Your task
Find the lines with "ciencias" in them and copy them out.

##############################

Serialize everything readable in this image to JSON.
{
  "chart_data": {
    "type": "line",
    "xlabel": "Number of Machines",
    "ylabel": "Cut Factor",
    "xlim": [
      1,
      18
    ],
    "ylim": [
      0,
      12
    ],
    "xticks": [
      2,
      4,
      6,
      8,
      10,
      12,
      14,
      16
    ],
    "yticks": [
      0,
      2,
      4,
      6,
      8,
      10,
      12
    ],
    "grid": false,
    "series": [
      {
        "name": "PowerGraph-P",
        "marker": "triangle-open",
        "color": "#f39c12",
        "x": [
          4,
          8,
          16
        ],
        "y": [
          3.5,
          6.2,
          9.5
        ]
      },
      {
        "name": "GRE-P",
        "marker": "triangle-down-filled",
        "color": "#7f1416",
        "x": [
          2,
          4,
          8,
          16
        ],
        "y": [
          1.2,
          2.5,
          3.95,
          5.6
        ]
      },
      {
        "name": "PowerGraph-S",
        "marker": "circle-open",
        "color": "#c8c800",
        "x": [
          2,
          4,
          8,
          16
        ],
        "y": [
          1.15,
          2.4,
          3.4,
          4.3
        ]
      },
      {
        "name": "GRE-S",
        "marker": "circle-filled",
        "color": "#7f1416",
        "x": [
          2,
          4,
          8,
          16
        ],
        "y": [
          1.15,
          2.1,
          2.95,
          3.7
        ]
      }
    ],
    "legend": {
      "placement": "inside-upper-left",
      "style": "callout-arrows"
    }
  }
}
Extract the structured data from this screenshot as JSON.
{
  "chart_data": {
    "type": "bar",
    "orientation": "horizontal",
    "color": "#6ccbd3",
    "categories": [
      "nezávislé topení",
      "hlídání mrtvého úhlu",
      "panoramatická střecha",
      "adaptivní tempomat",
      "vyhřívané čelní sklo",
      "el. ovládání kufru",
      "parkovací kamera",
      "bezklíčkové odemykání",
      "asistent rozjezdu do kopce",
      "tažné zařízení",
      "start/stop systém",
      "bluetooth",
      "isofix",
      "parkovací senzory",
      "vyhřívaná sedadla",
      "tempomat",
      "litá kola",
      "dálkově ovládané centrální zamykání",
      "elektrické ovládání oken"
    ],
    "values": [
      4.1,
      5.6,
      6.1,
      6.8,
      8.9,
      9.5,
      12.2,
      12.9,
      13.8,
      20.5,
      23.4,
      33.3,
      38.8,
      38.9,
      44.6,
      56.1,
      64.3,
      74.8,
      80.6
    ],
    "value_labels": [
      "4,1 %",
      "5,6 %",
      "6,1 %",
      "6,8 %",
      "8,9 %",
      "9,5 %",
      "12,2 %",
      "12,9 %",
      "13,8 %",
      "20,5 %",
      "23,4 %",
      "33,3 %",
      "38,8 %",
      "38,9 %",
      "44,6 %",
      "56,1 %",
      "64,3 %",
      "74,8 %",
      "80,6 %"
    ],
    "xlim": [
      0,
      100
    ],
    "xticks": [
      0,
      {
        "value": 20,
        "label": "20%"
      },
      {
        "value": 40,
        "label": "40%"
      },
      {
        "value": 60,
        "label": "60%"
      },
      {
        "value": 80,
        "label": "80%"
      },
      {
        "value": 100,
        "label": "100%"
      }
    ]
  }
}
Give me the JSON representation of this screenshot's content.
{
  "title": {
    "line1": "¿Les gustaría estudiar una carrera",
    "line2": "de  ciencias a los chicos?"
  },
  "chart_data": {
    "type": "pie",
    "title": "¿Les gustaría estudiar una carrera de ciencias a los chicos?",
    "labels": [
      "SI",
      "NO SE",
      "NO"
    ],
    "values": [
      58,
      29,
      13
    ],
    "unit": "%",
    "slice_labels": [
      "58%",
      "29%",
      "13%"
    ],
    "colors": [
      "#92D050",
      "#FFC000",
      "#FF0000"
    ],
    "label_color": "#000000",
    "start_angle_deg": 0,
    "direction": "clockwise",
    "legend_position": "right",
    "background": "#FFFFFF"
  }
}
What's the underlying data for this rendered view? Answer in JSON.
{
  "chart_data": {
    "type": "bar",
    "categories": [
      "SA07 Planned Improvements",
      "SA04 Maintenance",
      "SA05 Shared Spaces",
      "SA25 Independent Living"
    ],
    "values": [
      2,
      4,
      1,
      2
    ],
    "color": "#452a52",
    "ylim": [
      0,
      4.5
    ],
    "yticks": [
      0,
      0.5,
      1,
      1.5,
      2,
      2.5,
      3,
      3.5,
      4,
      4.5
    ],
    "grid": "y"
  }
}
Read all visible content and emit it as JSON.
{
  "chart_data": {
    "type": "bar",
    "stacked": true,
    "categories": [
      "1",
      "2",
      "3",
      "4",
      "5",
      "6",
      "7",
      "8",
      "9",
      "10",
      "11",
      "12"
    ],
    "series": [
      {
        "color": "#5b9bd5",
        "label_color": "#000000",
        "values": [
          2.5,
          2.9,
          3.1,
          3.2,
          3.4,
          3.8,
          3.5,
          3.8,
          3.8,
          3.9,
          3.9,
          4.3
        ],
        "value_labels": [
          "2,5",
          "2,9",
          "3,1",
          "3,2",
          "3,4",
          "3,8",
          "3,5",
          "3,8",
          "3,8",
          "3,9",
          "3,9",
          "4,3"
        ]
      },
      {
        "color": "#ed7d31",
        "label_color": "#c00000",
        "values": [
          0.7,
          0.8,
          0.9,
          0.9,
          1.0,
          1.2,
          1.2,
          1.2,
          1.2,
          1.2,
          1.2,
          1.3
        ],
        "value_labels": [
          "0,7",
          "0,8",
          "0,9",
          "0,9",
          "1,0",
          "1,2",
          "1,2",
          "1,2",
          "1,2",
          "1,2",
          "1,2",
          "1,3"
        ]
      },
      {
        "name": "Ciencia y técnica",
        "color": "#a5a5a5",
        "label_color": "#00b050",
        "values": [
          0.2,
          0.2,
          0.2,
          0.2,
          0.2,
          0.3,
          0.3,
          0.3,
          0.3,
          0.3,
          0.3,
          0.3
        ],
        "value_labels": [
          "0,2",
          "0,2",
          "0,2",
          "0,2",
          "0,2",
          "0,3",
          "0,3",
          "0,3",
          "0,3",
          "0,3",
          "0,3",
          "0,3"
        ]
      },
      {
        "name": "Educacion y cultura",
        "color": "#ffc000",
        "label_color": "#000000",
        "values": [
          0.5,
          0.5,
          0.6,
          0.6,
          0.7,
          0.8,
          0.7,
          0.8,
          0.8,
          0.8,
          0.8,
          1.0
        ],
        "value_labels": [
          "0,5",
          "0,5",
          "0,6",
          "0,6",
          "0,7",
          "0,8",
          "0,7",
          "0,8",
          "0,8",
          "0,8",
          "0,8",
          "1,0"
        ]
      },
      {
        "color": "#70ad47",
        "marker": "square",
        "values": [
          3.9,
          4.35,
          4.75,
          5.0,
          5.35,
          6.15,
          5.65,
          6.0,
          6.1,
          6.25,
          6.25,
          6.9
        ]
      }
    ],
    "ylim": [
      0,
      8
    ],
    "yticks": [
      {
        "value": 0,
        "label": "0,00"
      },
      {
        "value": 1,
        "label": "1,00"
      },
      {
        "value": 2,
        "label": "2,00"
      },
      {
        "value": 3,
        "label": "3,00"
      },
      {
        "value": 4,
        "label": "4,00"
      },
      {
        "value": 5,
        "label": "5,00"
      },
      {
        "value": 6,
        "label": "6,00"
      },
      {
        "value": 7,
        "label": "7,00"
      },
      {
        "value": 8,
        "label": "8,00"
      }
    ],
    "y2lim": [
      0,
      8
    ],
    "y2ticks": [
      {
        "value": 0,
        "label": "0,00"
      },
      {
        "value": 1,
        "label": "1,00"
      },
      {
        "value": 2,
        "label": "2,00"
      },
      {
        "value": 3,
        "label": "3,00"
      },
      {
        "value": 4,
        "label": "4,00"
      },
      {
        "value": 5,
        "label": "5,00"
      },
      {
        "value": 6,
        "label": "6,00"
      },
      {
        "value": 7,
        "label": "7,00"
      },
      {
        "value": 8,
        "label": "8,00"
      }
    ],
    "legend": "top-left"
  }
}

##############################

Complete answer
    "line2": "de  ciencias a los chicos?"
    "title": "¿Les gustaría estudiar una carrera de ciencias a los chicos?",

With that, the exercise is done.